***** RECORDS SHOWN

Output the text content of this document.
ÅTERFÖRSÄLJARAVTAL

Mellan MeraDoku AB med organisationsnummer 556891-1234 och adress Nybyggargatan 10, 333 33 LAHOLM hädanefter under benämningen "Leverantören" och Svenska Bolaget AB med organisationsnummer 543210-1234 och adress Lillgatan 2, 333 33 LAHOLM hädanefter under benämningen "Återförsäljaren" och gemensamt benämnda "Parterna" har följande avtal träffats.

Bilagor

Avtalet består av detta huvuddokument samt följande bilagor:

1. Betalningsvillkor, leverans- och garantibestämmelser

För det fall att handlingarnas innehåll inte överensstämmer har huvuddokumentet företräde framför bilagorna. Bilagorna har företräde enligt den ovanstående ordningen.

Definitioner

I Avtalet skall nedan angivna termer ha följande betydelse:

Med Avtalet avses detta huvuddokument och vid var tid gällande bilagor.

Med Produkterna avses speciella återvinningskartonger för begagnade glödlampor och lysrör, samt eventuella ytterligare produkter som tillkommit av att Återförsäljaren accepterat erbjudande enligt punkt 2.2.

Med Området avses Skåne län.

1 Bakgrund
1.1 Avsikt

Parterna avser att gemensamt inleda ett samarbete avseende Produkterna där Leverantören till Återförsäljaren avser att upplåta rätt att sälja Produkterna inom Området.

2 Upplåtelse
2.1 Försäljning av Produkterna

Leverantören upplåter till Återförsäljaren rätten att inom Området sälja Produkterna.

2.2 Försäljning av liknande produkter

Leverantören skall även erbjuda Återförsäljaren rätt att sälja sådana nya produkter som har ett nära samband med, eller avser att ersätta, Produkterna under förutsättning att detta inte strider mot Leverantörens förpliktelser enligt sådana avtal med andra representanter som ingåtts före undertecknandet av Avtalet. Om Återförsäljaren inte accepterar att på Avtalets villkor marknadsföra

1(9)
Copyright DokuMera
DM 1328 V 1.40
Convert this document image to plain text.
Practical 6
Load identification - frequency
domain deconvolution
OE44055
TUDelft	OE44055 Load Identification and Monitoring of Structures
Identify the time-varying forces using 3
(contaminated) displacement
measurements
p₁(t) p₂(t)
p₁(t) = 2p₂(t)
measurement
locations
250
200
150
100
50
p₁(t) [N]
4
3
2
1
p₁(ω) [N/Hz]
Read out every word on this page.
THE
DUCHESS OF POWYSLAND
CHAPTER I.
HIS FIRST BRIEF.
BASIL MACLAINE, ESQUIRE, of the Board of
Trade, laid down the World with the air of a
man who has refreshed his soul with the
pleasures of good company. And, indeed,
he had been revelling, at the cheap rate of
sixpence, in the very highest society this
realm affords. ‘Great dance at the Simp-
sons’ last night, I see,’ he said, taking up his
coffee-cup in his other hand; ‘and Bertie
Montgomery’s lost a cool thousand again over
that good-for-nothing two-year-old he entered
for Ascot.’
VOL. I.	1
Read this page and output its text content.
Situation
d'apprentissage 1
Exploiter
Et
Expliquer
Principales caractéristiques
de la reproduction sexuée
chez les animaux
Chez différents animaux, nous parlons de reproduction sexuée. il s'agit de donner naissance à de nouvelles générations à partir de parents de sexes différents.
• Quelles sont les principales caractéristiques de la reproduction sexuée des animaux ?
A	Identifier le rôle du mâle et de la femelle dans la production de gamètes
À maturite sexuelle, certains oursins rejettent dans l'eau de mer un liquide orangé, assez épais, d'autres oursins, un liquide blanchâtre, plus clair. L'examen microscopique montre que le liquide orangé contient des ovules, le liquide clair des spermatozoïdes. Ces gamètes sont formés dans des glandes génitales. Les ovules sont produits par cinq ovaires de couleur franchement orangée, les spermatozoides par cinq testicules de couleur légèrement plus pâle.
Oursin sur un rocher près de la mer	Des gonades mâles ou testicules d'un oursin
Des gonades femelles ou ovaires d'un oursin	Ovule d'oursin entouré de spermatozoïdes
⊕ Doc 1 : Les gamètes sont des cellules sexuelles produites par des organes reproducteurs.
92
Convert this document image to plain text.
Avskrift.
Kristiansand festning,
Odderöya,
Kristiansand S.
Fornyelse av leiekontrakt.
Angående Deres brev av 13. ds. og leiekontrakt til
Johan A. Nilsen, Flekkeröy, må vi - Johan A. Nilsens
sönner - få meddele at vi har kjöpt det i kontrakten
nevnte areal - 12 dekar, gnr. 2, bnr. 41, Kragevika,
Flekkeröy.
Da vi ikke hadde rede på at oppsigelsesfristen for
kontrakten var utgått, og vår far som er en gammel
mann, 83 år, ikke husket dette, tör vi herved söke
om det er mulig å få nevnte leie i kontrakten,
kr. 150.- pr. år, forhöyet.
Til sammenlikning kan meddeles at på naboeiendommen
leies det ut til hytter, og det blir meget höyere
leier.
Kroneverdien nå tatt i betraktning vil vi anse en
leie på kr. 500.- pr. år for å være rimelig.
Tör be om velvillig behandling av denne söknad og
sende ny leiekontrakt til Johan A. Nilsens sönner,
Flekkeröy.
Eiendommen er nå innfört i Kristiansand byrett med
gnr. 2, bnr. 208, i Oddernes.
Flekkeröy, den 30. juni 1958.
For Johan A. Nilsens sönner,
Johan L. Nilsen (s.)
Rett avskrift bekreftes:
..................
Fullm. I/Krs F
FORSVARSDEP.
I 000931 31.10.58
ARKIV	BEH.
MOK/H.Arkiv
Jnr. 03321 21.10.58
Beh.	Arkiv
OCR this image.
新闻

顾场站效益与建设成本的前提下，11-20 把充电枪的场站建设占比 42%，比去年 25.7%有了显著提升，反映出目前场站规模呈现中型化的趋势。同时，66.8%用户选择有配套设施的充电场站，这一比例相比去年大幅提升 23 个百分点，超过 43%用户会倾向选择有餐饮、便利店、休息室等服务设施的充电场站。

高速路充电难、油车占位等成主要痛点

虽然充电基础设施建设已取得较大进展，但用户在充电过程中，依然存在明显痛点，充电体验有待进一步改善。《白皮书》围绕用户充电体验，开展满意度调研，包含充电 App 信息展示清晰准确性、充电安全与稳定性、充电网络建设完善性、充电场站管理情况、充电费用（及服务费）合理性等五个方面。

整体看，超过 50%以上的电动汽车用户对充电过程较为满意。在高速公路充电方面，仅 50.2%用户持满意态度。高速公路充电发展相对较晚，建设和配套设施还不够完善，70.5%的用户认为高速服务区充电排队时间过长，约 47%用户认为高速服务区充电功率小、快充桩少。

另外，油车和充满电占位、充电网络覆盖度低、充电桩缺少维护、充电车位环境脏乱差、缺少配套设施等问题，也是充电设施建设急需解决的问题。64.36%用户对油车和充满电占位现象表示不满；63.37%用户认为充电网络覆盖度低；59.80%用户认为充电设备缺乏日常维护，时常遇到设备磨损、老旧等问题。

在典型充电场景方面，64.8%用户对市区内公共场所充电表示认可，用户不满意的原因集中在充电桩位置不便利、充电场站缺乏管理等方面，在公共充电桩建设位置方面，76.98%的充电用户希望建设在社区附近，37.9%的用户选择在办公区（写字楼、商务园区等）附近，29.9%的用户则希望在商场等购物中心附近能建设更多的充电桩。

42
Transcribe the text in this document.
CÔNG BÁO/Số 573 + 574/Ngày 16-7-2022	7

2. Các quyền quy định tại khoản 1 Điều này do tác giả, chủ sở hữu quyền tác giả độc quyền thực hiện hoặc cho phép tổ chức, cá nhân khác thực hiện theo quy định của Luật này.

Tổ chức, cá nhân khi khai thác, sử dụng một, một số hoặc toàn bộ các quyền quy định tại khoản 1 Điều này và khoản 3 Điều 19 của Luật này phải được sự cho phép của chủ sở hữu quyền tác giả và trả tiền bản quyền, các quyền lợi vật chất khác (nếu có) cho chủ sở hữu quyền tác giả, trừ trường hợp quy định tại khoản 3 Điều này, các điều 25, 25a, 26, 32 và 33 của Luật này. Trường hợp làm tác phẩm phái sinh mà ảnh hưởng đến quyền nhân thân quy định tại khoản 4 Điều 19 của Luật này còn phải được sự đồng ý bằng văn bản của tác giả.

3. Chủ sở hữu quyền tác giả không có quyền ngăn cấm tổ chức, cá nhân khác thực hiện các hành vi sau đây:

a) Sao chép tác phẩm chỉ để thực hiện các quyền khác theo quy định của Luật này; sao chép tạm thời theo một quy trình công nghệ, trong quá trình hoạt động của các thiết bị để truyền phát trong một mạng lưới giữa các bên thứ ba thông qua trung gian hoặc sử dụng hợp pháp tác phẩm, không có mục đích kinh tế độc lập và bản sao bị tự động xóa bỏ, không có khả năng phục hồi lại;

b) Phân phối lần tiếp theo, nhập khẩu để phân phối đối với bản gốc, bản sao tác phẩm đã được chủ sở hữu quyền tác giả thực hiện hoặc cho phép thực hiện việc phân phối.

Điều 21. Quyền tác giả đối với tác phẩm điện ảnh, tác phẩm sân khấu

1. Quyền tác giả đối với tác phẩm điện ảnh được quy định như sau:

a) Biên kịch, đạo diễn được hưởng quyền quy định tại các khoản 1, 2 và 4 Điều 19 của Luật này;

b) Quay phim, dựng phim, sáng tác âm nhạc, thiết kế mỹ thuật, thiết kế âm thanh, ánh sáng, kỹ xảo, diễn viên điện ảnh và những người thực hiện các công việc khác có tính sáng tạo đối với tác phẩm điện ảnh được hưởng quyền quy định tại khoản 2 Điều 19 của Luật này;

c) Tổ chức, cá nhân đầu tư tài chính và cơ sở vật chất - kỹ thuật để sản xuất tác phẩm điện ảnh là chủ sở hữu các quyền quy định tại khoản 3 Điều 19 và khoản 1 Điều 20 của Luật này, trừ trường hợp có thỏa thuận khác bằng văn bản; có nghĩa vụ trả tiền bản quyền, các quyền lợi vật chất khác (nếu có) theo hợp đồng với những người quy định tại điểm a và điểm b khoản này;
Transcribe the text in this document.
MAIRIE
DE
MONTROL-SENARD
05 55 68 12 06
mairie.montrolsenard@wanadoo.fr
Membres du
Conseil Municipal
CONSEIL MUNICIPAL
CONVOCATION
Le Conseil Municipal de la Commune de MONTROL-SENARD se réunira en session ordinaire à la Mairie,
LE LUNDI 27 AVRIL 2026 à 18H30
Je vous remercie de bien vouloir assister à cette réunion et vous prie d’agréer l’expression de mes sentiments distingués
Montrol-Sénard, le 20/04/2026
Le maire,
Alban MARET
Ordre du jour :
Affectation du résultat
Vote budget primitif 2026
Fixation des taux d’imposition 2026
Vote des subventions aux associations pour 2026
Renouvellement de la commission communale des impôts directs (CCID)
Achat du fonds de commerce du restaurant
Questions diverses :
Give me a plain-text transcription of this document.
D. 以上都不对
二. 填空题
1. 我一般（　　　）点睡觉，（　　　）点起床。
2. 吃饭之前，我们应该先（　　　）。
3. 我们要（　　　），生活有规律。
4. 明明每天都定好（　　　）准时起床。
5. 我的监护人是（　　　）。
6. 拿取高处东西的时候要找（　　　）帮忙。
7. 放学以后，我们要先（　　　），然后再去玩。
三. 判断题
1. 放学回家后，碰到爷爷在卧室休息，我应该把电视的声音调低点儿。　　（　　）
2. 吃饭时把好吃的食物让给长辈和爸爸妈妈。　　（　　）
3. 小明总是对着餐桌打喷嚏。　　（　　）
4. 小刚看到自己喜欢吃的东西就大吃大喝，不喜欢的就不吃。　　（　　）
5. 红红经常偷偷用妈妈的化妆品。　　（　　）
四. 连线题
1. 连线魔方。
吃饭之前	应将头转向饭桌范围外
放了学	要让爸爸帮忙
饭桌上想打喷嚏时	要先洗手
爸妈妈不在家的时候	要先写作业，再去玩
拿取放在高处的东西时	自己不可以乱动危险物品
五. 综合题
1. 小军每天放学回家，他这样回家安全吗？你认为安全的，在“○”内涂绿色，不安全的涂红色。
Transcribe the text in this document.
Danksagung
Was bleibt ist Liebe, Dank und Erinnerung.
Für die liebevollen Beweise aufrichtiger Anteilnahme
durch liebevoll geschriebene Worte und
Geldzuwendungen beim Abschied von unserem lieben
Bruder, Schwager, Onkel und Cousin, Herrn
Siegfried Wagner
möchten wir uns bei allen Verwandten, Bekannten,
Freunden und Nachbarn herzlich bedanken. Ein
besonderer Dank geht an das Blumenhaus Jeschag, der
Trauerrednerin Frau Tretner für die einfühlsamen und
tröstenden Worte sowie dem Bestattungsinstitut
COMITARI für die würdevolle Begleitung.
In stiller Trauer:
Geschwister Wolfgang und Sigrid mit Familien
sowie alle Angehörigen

**********

In the listing, find each line with the string "Điều" and copy it.

2. Các quyền quy định tại khoản 1 Điều này do tác giả, chủ sở hữu quyền tác giả độc quyền thực hiện hoặc cho phép tổ chức, cá nhân khác thực hiện theo quy định của Luật này.
Tổ chức, cá nhân khi khai thác, sử dụng một, một số hoặc toàn bộ các quyền quy định tại khoản 1 Điều này và khoản 3 Điều 19 của Luật này phải được sự cho phép của chủ sở hữu quyền tác giả và trả tiền bản quyền, các quyền lợi vật chất khác (nếu có) cho chủ sở hữu quyền tác giả, trừ trường hợp quy định tại khoản 3 Điều này, các điều 25, 25a, 26, 32 và 33 của Luật này. Trường hợp làm tác phẩm phái sinh mà ảnh hưởng đến quyền nhân thân quy định tại khoản 4 Điều 19 của Luật này còn phải được sự đồng ý bằng văn bản của tác giả.
Điều 21. Quyền tác giả đối với tác phẩm điện ảnh, tác phẩm sân khấu
a) Biên kịch, đạo diễn được hưởng quyền quy định tại các khoản 1, 2 và 4 Điều 19 của Luật này;
b) Quay phim, dựng phim, sáng tác âm nhạc, thiết kế mỹ thuật, thiết kế âm thanh, ánh sáng, kỹ xảo, diễn viên điện ảnh và những người thực hiện các công việc khác có tính sáng tạo đối với tác phẩm điện ảnh được hưởng quyền quy định tại khoản 2 Điều 19 của Luật này;
c) Tổ chức, cá nhân đầu tư tài chính và cơ sở vật chất - kỹ thuật để sản xuất tác phẩm điện ảnh là chủ sở hữu các quyền quy định tại khoản 3 Điều 19 và khoản 1 Điều 20 của Luật này, trừ trường hợp có thỏa thuận khác bằng văn bản; có nghĩa vụ trả tiền bản quyền, các quyền lợi vật chất khác (nếu có) theo hợp đồng với những người quy định tại điểm a và điểm b khoản này;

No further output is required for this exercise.